#### What is needed:
Exact repetition of every entry is required.
─── Exercise data ───
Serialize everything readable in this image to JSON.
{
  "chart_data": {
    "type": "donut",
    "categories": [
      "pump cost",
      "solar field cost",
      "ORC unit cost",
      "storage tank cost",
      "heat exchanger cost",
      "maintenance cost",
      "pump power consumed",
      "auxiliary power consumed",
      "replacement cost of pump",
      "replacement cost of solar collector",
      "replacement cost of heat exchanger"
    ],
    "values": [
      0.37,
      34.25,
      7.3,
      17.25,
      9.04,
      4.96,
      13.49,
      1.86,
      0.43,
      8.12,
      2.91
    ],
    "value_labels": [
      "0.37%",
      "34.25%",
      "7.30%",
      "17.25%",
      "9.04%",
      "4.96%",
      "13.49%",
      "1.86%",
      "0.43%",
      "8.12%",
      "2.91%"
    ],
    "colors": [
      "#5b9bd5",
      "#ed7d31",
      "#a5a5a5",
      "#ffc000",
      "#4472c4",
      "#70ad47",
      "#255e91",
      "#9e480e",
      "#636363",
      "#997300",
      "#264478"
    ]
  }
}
───
#### Written solution:
Serialize everything readable in this image to JSON.
{
  "chart_data": {
    "type": "donut",
    "categories": [
      "pump cost",
      "solar field cost",
      "ORC unit cost",
      "storage tank cost",
      "heat exchanger cost",
      "maintenance cost",
      "pump power consumed",
      "auxiliary power consumed",
      "replacement cost of pump",
      "replacement cost of solar collector",
      "replacement cost of heat exchanger"
    ],
    "values": [
      0.37,
      34.25,
      7.3,
      17.25,
      9.04,
      4.96,
      13.49,
      1.86,
      0.43,
      8.12,
      2.91
    ],
    "value_labels": [
      "0.37%",
      "34.25%",
      "7.30%",
      "17.25%",
      "9.04%",
      "4.96%",
      "13.49%",
      "1.86%",
      "0.43%",
      "8.12%",
      "2.91%"
    ],
    "colors": [
      "#5b9bd5",
      "#ed7d31",
      "#a5a5a5",
      "#ffc000",
      "#4472c4",
      "#70ad47",
      "#255e91",
      "#9e480e",
      "#636363",
      "#997300",
      "#264478"
    ]
  }
}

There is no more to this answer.